PROBLEM TO SOLVE - Scan the data beneath this task and copy each line that includes "velit".

RECORDED DATA -
-=-=-=-=-
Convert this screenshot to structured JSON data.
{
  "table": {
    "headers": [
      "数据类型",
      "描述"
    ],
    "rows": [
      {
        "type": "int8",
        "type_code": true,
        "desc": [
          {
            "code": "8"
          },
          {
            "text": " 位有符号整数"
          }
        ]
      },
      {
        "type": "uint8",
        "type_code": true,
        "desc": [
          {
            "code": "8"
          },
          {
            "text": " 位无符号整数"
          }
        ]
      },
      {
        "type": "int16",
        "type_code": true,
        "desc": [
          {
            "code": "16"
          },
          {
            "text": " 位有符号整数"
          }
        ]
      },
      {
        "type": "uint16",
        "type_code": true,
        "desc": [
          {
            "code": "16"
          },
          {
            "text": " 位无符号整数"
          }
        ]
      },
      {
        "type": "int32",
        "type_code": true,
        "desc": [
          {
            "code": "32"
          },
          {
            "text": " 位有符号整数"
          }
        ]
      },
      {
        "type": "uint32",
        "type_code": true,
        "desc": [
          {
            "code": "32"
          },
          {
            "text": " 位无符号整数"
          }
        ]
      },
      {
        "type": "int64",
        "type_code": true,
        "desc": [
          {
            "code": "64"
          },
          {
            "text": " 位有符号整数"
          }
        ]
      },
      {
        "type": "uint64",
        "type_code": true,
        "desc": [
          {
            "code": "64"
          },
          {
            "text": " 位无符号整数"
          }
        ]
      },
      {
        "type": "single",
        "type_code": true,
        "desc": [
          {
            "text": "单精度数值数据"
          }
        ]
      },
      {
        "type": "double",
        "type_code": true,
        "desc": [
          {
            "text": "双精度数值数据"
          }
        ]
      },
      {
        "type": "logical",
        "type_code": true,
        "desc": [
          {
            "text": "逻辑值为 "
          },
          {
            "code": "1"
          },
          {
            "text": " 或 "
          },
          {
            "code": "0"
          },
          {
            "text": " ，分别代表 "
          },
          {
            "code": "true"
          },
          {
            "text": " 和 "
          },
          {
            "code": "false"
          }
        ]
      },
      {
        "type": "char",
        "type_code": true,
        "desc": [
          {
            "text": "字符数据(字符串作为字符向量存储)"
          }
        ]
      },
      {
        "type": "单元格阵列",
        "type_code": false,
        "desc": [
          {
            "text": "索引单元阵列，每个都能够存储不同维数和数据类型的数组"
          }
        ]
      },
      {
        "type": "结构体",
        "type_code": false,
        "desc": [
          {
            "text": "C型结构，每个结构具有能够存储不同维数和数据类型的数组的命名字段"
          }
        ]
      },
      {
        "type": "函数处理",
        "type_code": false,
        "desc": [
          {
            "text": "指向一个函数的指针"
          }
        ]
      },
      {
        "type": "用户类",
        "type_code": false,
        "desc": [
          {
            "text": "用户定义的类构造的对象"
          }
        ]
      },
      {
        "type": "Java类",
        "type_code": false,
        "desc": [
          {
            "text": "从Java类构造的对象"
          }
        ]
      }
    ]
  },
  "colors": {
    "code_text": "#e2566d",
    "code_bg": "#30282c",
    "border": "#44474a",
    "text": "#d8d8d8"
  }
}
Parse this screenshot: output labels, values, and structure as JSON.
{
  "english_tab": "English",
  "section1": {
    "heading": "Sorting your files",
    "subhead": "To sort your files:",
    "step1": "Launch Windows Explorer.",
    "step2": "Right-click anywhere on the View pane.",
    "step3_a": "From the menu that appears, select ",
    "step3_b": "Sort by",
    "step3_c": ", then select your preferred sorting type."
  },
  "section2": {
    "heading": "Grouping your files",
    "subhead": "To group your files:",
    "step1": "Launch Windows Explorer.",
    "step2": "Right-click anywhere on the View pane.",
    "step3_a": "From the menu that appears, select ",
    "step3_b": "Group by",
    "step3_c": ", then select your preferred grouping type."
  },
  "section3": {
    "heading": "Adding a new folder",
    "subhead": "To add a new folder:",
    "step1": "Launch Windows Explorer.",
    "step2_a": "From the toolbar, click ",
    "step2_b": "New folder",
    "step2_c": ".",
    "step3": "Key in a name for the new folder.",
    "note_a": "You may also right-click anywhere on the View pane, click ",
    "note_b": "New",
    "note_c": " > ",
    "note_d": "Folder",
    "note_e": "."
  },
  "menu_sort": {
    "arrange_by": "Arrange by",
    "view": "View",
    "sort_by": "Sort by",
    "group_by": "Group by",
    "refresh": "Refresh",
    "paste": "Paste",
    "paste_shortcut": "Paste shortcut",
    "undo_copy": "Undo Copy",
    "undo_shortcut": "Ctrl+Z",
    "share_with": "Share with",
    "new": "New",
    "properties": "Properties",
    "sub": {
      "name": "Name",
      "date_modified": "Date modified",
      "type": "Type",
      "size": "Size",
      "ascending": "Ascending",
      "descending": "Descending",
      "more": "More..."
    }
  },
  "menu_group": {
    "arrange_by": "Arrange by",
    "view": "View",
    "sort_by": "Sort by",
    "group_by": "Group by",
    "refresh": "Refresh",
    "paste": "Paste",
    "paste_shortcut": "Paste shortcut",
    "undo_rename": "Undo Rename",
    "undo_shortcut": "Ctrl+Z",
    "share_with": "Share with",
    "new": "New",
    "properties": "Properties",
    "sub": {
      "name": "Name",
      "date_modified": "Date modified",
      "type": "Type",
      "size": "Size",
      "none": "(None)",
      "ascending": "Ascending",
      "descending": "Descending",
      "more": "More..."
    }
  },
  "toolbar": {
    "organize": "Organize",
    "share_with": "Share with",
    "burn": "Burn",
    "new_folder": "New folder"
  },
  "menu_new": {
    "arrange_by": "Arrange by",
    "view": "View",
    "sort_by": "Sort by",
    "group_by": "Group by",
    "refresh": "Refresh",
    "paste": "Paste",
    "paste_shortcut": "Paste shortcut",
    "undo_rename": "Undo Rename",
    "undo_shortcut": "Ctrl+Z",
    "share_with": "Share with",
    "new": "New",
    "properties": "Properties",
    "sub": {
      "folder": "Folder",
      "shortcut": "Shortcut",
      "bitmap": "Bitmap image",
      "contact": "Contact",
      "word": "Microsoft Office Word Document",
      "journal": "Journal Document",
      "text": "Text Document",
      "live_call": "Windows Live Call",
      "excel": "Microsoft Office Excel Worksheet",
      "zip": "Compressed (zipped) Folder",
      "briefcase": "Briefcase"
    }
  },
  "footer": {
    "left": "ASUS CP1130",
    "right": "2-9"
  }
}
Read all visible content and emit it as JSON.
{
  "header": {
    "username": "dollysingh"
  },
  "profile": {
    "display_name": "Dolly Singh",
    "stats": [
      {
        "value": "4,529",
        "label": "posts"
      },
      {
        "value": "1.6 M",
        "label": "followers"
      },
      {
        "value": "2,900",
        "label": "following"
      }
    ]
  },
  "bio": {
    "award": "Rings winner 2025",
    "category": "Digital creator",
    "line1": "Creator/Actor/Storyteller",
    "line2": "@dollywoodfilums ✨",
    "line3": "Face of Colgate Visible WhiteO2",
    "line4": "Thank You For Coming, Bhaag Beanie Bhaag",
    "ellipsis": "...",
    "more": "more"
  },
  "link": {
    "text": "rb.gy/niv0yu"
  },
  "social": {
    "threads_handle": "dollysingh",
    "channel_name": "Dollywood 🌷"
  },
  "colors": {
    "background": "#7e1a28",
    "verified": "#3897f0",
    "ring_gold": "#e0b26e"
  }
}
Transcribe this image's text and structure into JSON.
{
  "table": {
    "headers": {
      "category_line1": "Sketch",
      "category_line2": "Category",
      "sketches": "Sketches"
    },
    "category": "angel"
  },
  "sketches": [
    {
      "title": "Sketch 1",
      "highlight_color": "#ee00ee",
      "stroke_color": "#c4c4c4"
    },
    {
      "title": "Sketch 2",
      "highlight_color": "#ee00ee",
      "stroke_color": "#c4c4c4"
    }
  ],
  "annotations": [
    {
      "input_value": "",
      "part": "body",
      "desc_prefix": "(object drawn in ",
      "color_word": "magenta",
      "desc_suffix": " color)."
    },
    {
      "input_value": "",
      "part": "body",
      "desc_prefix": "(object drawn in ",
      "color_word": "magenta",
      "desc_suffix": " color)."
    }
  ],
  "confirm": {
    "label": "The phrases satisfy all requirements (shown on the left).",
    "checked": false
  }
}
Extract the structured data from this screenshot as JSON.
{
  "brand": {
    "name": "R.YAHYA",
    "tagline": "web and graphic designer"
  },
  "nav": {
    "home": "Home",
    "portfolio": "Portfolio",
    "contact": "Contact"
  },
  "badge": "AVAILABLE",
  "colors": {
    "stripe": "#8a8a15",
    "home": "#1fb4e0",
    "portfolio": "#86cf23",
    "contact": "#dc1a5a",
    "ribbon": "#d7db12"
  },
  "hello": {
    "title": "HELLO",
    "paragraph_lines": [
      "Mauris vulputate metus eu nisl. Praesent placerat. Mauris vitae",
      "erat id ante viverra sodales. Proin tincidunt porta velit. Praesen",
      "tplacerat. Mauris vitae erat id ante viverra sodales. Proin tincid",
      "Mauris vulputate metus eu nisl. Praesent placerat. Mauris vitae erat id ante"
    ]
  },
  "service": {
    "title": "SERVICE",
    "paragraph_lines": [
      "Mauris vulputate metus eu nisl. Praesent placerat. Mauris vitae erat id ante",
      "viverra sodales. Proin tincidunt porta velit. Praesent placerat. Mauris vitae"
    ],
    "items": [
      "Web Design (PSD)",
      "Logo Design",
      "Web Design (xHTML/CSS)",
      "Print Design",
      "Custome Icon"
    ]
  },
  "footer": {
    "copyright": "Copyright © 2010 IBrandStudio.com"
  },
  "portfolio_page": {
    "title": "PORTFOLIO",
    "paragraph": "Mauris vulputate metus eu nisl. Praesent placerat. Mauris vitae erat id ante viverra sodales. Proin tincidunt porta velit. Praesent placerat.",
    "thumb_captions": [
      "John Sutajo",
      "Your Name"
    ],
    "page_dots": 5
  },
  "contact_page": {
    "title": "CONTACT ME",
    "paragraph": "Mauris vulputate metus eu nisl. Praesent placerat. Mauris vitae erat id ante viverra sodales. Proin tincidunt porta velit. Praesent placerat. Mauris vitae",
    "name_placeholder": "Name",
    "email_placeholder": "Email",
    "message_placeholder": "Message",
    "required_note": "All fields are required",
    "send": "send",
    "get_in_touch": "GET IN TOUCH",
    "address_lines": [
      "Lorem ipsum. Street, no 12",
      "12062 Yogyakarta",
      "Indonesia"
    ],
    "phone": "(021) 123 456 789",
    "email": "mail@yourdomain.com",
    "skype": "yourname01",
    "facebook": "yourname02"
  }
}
-=-=-=-=-
SOLUTION FOR THIS TASK -
      "erat id ante viverra sodales. Proin tincidunt porta velit. Praesen",
      "viverra sodales. Proin tincidunt porta velit. Praesent placerat. Mauris vitae"
    "paragraph": "Mauris vulputate metus eu nisl. Praesent placerat. Mauris vitae erat id ante viverra sodales. Proin tincidunt porta velit. Praesent placerat.",
    "paragraph": "Mauris vulputate metus eu nisl. Praesent placerat. Mauris vitae erat id ante viverra sodales. Proin tincidunt porta velit. Praesent placerat. Mauris vitae",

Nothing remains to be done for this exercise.